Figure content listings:
* * * * *
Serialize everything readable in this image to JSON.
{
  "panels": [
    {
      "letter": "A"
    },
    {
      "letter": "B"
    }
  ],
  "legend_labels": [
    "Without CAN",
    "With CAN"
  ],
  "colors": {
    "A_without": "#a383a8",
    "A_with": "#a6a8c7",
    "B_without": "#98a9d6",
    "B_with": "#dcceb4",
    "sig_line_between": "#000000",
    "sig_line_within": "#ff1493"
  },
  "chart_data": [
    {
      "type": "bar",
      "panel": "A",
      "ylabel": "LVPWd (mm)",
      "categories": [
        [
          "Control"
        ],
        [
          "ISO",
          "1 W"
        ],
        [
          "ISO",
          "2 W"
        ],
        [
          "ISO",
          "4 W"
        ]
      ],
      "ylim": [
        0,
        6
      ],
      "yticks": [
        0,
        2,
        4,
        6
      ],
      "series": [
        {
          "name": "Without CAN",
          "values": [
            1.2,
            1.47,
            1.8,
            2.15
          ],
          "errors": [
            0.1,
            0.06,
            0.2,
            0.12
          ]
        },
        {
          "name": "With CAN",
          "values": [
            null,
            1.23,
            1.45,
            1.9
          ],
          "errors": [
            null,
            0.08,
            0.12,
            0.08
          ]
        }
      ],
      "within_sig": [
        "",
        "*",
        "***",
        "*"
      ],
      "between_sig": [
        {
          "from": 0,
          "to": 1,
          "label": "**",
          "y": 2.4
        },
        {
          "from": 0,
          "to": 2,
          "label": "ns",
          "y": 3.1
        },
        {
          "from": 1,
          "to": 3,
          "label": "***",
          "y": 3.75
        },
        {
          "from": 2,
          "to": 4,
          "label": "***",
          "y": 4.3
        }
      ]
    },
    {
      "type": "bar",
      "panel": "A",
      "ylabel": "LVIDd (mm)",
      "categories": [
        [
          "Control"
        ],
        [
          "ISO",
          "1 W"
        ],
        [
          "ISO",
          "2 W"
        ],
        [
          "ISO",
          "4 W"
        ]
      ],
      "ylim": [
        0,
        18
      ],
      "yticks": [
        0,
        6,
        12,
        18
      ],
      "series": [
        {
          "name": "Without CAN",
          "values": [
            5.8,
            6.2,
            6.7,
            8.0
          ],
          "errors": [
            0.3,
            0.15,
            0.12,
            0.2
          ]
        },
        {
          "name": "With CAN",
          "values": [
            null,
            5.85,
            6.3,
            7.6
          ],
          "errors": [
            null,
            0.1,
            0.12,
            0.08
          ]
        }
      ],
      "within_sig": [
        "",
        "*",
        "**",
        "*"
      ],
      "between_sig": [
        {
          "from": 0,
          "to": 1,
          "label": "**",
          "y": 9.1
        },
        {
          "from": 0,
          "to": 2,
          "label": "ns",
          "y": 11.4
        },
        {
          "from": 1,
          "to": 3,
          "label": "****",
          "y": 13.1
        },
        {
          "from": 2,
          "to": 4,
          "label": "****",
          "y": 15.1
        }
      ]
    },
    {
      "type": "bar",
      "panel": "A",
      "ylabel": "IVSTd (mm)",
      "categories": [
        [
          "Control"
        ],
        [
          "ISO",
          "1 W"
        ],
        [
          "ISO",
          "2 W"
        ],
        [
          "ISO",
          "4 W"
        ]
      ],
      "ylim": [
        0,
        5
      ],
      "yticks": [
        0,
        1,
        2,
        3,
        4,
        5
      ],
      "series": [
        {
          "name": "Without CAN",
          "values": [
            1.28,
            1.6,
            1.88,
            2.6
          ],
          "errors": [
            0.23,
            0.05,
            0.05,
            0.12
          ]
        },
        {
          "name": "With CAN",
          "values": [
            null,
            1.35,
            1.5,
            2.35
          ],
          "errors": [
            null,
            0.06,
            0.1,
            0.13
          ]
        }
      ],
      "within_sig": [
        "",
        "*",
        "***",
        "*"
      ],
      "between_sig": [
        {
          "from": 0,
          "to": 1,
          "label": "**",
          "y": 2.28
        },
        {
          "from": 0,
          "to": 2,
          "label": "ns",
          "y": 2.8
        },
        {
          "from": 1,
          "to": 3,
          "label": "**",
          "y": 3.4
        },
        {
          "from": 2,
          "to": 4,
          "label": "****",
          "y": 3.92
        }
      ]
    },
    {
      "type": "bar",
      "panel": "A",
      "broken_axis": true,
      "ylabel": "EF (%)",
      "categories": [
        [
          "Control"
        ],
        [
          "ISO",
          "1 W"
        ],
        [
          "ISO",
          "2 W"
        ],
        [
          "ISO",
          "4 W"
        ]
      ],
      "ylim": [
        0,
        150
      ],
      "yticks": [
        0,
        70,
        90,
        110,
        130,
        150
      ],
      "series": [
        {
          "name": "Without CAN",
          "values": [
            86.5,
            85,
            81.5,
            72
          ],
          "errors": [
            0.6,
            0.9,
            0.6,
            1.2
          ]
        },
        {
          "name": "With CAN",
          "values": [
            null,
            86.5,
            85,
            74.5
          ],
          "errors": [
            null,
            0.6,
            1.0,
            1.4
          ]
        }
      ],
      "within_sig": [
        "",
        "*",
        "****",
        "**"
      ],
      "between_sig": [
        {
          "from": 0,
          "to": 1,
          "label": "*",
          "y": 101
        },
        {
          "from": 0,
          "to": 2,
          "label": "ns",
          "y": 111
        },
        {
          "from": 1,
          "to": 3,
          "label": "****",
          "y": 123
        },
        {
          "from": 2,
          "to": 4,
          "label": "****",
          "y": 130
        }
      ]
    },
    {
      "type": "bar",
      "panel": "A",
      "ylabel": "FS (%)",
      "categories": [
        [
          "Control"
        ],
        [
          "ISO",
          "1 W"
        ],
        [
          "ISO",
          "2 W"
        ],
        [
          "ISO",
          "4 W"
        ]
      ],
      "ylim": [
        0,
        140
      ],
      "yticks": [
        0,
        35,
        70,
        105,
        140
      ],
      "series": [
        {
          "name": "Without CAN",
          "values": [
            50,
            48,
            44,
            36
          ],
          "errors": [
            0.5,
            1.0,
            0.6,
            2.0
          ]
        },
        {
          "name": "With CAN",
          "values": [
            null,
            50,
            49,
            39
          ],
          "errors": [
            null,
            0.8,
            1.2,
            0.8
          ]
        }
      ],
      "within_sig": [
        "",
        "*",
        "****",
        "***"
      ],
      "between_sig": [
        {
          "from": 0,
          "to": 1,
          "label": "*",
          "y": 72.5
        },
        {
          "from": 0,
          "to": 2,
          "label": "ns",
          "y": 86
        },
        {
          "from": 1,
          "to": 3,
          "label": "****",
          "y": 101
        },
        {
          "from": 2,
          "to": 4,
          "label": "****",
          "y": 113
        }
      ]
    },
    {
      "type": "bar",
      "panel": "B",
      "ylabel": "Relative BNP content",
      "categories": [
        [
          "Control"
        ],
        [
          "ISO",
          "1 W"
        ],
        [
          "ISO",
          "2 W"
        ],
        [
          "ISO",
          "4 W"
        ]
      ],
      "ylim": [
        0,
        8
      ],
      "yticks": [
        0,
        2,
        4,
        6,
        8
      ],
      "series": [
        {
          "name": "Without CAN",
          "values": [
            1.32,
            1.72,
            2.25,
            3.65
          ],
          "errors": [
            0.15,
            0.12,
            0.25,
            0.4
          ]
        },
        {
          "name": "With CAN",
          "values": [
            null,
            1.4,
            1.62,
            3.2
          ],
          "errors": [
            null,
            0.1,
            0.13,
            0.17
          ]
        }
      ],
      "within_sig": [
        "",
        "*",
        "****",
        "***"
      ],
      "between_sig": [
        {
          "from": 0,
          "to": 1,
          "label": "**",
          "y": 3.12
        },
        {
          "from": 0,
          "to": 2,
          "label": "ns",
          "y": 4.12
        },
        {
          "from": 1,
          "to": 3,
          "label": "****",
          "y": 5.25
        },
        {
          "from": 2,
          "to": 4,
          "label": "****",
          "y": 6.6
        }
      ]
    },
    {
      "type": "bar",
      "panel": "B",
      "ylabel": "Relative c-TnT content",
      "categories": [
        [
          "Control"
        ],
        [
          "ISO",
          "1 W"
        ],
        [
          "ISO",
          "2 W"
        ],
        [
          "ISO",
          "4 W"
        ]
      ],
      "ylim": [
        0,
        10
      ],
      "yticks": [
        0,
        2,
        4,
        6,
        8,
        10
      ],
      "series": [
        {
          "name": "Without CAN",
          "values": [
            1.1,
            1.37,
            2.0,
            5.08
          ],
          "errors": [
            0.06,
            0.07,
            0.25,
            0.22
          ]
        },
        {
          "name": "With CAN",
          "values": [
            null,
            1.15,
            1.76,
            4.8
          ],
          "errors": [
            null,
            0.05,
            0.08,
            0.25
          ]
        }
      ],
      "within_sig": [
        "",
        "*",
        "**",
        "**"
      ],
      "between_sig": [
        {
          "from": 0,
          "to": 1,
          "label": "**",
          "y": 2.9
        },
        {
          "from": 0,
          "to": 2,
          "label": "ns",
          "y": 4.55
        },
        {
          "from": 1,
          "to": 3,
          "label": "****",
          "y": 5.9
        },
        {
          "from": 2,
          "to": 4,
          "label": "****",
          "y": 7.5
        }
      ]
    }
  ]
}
* * * * *
*DO THIS:* For each line in the data above that contains the string "ylabel", extract the line.

*EXERCISE OUTPUT:*
      "ylabel": "LVPWd (mm)",
      "ylabel": "LVIDd (mm)",
      "ylabel": "IVSTd (mm)",
      "ylabel": "EF (%)",
      "ylabel": "FS (%)",
      "ylabel": "Relative BNP content",
      "ylabel": "Relative c-TnT content",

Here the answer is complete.